--- START OF DATASET ENTRIES ---

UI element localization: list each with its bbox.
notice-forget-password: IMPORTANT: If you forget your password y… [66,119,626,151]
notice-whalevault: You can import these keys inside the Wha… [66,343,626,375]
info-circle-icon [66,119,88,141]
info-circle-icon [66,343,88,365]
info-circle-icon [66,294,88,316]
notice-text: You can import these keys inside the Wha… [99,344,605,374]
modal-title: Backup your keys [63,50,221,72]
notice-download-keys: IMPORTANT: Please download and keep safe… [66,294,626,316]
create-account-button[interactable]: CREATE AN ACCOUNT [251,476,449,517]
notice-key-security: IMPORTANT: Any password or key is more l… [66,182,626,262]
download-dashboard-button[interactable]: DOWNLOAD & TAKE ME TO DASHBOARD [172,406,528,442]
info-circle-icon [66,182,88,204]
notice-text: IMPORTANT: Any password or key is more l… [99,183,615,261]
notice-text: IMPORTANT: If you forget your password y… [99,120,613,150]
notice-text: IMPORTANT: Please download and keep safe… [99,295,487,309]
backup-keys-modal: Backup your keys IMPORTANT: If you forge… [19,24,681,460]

--- END OF DATASET ENTRIES ---

- [BRIEF]:
Copy every one of the records above word for word, keeping each line exactly as it stands.

- [ANSWER TO THIS PROBLEM]:
UI element localization: list each with its bbox.
notice-forget-password: IMPORTANT: If you forget your password y… [66,119,626,151]
notice-whalevault: You can import these keys inside the Wha… [66,343,626,375]
info-circle-icon [66,119,88,141]
info-circle-icon [66,343,88,365]
info-circle-icon [66,294,88,316]
notice-text: You can import these keys inside the Wha… [99,344,605,374]
modal-title: Backup your keys [63,50,221,72]
notice-download-keys: IMPORTANT: Please download and keep safe… [66,294,626,316]
create-account-button[interactable]: CREATE AN ACCOUNT [251,476,449,517]
notice-key-security: IMPORTANT: Any password or key is more l… [66,182,626,262]
download-dashboard-button[interactable]: DOWNLOAD & TAKE ME TO DASHBOARD [172,406,528,442]
info-circle-icon [66,182,88,204]
notice-text: IMPORTANT: Any password or key is more l… [99,183,615,261]
notice-text: IMPORTANT: If you forget your password y… [99,120,613,150]
notice-text: IMPORTANT: Please download and keep safe… [99,295,487,309]
backup-keys-modal: Backup your keys IMPORTANT: If you forge… [19,24,681,460]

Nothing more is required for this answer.